Pictures do not belong in the copy; transcribe everything else in the records exactly.

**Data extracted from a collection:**
▽

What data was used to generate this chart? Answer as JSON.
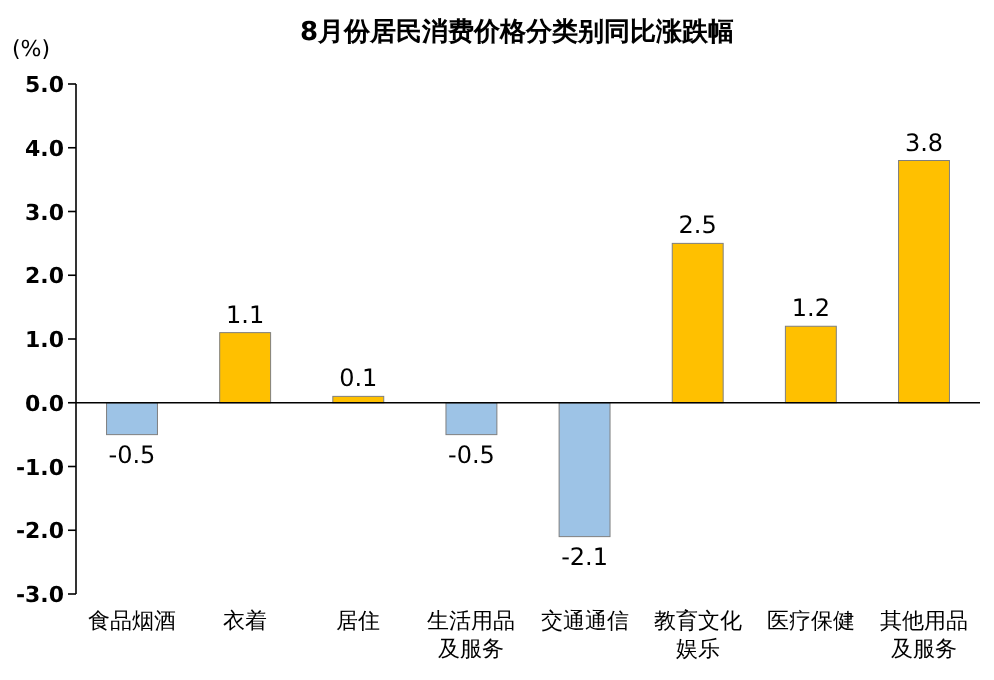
{
  "chart_data": {
    "type": "bar",
    "title": "8月份居民消费价格分类别同比涨跌幅",
    "ylabel": "(%)",
    "categories": [
      "食品烟酒",
      "衣着",
      "居住",
      "生活用品及服务",
      "交通通信",
      "教育文化娱乐",
      "医疗保健",
      "其他用品及服务"
    ],
    "values": [
      -0.5,
      1.1,
      0.1,
      -0.5,
      -2.1,
      2.5,
      1.2,
      3.8
    ],
    "colors": [
      "#9dc3e6",
      "#ffc000",
      "#ffc000",
      "#9dc3e6",
      "#9dc3e6",
      "#ffc000",
      "#ffc000",
      "#ffc000"
    ],
    "ylim": [
      -3,
      5
    ],
    "yticks": [
      {
        "value": -3,
        "label": "-3.0"
      },
      {
        "value": -2,
        "label": "-2.0"
      },
      {
        "value": -1,
        "label": "-1.0"
      },
      {
        "value": 0,
        "label": "0.0"
      },
      {
        "value": 1,
        "label": "1.0"
      },
      {
        "value": 2,
        "label": "2.0"
      },
      {
        "value": 3,
        "label": "3.0"
      },
      {
        "value": 4,
        "label": "4.0"
      },
      {
        "value": 5,
        "label": "5.0"
      }
    ],
    "data_labels": true
  }
}
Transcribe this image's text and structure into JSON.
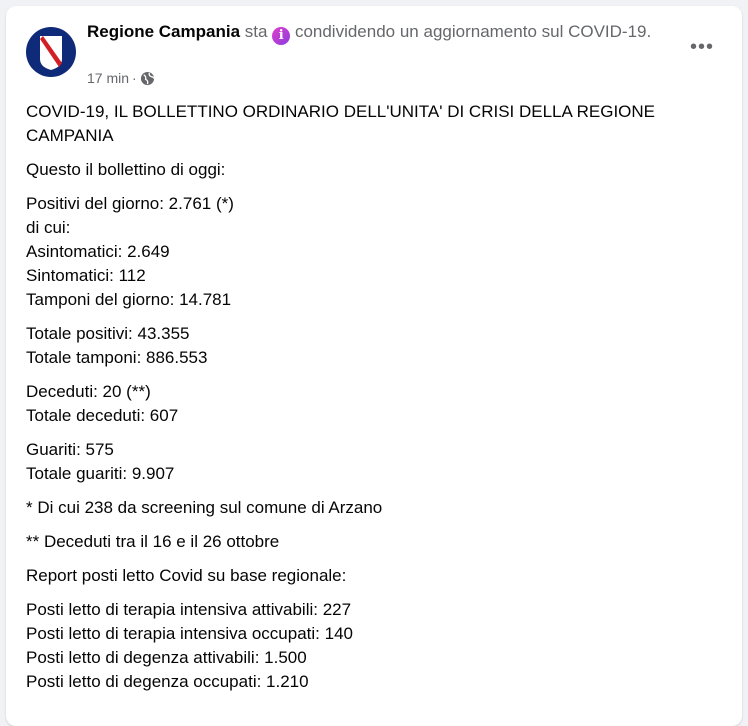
{
  "post": {
    "author": "Regione Campania",
    "verb": "sta",
    "activity": "condividendo un aggiornamento sul COVID-19.",
    "time": "17 min",
    "separator": "·",
    "privacy_icon": "globe-icon",
    "info_icon": "info-icon",
    "more_icon": "more-horizontal-icon",
    "paragraphs": [
      [
        "COVID-19, IL BOLLETTINO ORDINARIO DELL'UNITA' DI CRISI DELLA REGIONE CAMPANIA"
      ],
      [
        "Questo il bollettino di oggi:"
      ],
      [
        "Positivi del giorno: 2.761 (*)",
        "di cui:",
        "Asintomatici: 2.649",
        "Sintomatici: 112",
        "Tamponi del giorno: 14.781"
      ],
      [
        "Totale positivi: 43.355",
        "Totale tamponi: 886.553"
      ],
      [
        "Deceduti: 20 (**)",
        "Totale deceduti: 607"
      ],
      [
        "Guariti: 575",
        "Totale guariti: 9.907"
      ],
      [
        "* Di cui 238 da screening sul comune di Arzano"
      ],
      [
        "** Deceduti tra il 16 e il 26 ottobre"
      ],
      [
        "Report posti letto Covid su base regionale:"
      ],
      [
        "Posti letto di terapia intensiva attivabili: 227",
        "Posti letto di terapia intensiva occupati: 140",
        "Posti letto di degenza attivabili: 1.500",
        "Posti letto di degenza occupati: 1.210"
      ]
    ]
  }
}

△

**Full output:**
What data was used to generate this chart? Answer as JSON.
{
  "chart_data": {
    "type": "bar",
    "title": "8月份居民消费价格分类别同比涨跌幅",
    "ylabel": "(%)",
    "categories": [
      "食品烟酒",
      "衣着",
      "居住",
      "生活用品及服务",
      "交通通信",
      "教育文化娱乐",
      "医疗保健",
      "其他用品及服务"
    ],
    "values": [
      -0.5,
      1.1,
      0.1,
      -0.5,
      -2.1,
      2.5,
      1.2,
      3.8
    ],
    "colors": [
      "#9dc3e6",
      "#ffc000",
      "#ffc000",
      "#9dc3e6",
      "#9dc3e6",
      "#ffc000",
      "#ffc000",
      "#ffc000"
    ],
    "ylim": [
      -3,
      5
    ],
    "yticks": [
      {
        "value": -3,
        "label": "-3.0"
      },
      {
        "value": -2,
        "label": "-2.0"
      },
      {
        "value": -1,
        "label": "-1.0"
      },
      {
        "value": 0,
        "label": "0.0"
      },
      {
        "value": 1,
        "label": "1.0"
      },
      {
        "value": 2,
        "label": "2.0"
      },
      {
        "value": 3,
        "label": "3.0"
      },
      {
        "value": 4,
        "label": "4.0"
      },
      {
        "value": 5,
        "label": "5.0"
      }
    ],
    "data_labels": true
  }
}
Transcribe this image's text and structure into JSON.
{
  "post": {
    "author": "Regione Campania",
    "verb": "sta",
    "activity": "condividendo un aggiornamento sul COVID-19.",
    "time": "17 min",
    "separator": "·",
    "privacy_icon": "globe-icon",
    "info_icon": "info-icon",
    "more_icon": "more-horizontal-icon",
    "paragraphs": [
      [
        "COVID-19, IL BOLLETTINO ORDINARIO DELL'UNITA' DI CRISI DELLA REGIONE CAMPANIA"
      ],
      [
        "Questo il bollettino di oggi:"
      ],
      [
        "Positivi del giorno: 2.761 (*)",
        "di cui:",
        "Asintomatici: 2.649",
        "Sintomatici: 112",
        "Tamponi del giorno: 14.781"
      ],
      [
        "Totale positivi: 43.355",
        "Totale tamponi: 886.553"
      ],
      [
        "Deceduti: 20 (**)",
        "Totale deceduti: 607"
      ],
      [
        "Guariti: 575",
        "Totale guariti: 9.907"
      ],
      [
        "* Di cui 238 da screening sul comune di Arzano"
      ],
      [
        "** Deceduti tra il 16 e il 26 ottobre"
      ],
      [
        "Report posti letto Covid su base regionale:"
      ],
      [
        "Posti letto di terapia intensiva attivabili: 227",
        "Posti letto di terapia intensiva occupati: 140",
        "Posti letto di degenza attivabili: 1.500",
        "Posti letto di degenza occupati: 1.210"
      ]
    ]
  }
}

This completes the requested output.